WHAT NEEDS TO BE DONE:
Your answer should be one number: the count of lines in these entries that hold the word "Universidade".

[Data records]
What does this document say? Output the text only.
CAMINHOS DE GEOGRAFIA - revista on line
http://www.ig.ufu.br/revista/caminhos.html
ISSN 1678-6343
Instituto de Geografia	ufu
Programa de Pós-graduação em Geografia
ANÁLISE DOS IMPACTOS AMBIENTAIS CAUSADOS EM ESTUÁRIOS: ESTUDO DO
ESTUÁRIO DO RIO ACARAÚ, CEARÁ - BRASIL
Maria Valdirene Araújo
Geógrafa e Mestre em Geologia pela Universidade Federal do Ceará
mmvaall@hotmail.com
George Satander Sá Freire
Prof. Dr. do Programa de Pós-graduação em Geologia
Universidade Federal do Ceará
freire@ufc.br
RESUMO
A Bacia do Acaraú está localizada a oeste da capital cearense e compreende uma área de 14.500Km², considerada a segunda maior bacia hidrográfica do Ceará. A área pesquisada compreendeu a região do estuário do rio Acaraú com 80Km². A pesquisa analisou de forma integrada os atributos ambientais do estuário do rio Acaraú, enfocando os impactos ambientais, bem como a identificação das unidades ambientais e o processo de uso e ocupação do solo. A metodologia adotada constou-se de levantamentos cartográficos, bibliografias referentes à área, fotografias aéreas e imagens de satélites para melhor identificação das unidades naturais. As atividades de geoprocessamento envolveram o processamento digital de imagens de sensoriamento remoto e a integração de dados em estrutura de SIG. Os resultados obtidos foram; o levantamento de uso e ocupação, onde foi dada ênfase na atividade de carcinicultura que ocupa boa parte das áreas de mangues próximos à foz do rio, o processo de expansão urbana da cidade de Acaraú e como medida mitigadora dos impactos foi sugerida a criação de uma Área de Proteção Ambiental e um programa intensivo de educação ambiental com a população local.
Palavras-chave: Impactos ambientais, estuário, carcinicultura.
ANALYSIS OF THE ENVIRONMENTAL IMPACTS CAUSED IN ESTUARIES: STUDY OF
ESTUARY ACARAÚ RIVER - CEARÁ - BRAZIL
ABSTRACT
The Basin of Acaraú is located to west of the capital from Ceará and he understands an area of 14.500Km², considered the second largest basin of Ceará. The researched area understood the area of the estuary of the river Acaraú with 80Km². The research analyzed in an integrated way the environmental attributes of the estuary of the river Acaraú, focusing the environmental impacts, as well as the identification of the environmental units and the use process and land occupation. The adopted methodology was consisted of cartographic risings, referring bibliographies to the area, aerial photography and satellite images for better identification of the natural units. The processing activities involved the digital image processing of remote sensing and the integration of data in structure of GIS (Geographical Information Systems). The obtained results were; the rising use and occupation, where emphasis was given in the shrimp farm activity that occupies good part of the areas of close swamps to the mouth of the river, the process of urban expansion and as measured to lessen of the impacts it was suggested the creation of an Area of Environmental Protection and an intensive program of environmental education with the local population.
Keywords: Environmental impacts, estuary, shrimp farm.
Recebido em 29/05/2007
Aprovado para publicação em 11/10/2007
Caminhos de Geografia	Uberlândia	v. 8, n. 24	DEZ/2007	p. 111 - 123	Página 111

THE ANSWER:
2